[Data listing]
========================================
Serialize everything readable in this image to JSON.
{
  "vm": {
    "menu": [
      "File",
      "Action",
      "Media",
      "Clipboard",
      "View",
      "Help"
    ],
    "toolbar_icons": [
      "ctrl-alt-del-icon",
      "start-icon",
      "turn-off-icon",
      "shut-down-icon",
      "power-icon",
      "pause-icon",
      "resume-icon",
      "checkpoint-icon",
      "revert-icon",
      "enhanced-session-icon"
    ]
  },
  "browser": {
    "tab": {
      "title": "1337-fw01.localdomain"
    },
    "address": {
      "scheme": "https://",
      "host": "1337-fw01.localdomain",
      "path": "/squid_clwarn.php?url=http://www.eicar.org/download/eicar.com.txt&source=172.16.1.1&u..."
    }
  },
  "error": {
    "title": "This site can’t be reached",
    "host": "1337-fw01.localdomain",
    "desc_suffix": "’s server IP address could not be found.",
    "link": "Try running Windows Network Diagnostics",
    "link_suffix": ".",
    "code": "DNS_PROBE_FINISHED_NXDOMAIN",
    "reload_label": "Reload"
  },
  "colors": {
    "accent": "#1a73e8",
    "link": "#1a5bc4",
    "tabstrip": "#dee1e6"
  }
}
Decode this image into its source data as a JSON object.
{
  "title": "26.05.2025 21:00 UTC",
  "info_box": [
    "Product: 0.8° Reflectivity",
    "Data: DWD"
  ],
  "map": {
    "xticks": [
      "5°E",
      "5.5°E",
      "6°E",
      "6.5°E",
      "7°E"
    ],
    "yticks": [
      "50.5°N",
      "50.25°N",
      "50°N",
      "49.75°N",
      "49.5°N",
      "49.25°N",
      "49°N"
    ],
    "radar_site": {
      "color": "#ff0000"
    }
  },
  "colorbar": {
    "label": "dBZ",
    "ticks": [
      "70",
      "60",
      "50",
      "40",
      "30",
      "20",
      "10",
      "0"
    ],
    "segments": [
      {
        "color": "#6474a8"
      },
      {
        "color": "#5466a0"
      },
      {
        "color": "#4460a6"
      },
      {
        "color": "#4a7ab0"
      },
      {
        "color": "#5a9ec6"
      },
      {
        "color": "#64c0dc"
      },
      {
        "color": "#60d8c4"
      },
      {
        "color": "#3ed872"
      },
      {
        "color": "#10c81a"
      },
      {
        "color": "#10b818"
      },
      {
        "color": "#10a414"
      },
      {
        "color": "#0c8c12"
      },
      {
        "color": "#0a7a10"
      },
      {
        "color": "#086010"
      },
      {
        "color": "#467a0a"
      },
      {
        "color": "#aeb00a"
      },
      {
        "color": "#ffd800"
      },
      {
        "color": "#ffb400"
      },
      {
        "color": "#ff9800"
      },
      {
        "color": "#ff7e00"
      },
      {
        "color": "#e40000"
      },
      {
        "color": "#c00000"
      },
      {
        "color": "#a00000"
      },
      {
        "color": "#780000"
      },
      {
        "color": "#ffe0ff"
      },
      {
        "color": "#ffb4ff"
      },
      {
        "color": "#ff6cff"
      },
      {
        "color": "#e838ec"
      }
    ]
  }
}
========================================
• Stated problem
Restate all of the entries exactly, please.

• Completed task
Serialize everything readable in this image to JSON.
{
  "vm": {
    "menu": [
      "File",
      "Action",
      "Media",
      "Clipboard",
      "View",
      "Help"
    ],
    "toolbar_icons": [
      "ctrl-alt-del-icon",
      "start-icon",
      "turn-off-icon",
      "shut-down-icon",
      "power-icon",
      "pause-icon",
      "resume-icon",
      "checkpoint-icon",
      "revert-icon",
      "enhanced-session-icon"
    ]
  },
  "browser": {
    "tab": {
      "title": "1337-fw01.localdomain"
    },
    "address": {
      "scheme": "https://",
      "host": "1337-fw01.localdomain",
      "path": "/squid_clwarn.php?url=http://www.eicar.org/download/eicar.com.txt&source=172.16.1.1&u..."
    }
  },
  "error": {
    "title": "This site can’t be reached",
    "host": "1337-fw01.localdomain",
    "desc_suffix": "’s server IP address could not be found.",
    "link": "Try running Windows Network Diagnostics",
    "link_suffix": ".",
    "code": "DNS_PROBE_FINISHED_NXDOMAIN",
    "reload_label": "Reload"
  },
  "colors": {
    "accent": "#1a73e8",
    "link": "#1a5bc4",
    "tabstrip": "#dee1e6"
  }
}
Decode this image into its source data as a JSON object.
{
  "title": "26.05.2025 21:00 UTC",
  "info_box": [
    "Product: 0.8° Reflectivity",
    "Data: DWD"
  ],
  "map": {
    "xticks": [
      "5°E",
      "5.5°E",
      "6°E",
      "6.5°E",
      "7°E"
    ],
    "yticks": [
      "50.5°N",
      "50.25°N",
      "50°N",
      "49.75°N",
      "49.5°N",
      "49.25°N",
      "49°N"
    ],
    "radar_site": {
      "color": "#ff0000"
    }
  },
  "colorbar": {
    "label": "dBZ",
    "ticks": [
      "70",
      "60",
      "50",
      "40",
      "30",
      "20",
      "10",
      "0"
    ],
    "segments": [
      {
        "color": "#6474a8"
      },
      {
        "color": "#5466a0"
      },
      {
        "color": "#4460a6"
      },
      {
        "color": "#4a7ab0"
      },
      {
        "color": "#5a9ec6"
      },
      {
        "color": "#64c0dc"
      },
      {
        "color": "#60d8c4"
      },
      {
        "color": "#3ed872"
      },
      {
        "color": "#10c81a"
      },
      {
        "color": "#10b818"
      },
      {
        "color": "#10a414"
      },
      {
        "color": "#0c8c12"
      },
      {
        "color": "#0a7a10"
      },
      {
        "color": "#086010"
      },
      {
        "color": "#467a0a"
      },
      {
        "color": "#aeb00a"
      },
      {
        "color": "#ffd800"
      },
      {
        "color": "#ffb400"
      },
      {
        "color": "#ff9800"
      },
      {
        "color": "#ff7e00"
      },
      {
        "color": "#e40000"
      },
      {
        "color": "#c00000"
      },
      {
        "color": "#a00000"
      },
      {
        "color": "#780000"
      },
      {
        "color": "#ffe0ff"
      },
      {
        "color": "#ffb4ff"
      },
      {
        "color": "#ff6cff"
      },
      {
        "color": "#e838ec"
      }
    ]
  }
}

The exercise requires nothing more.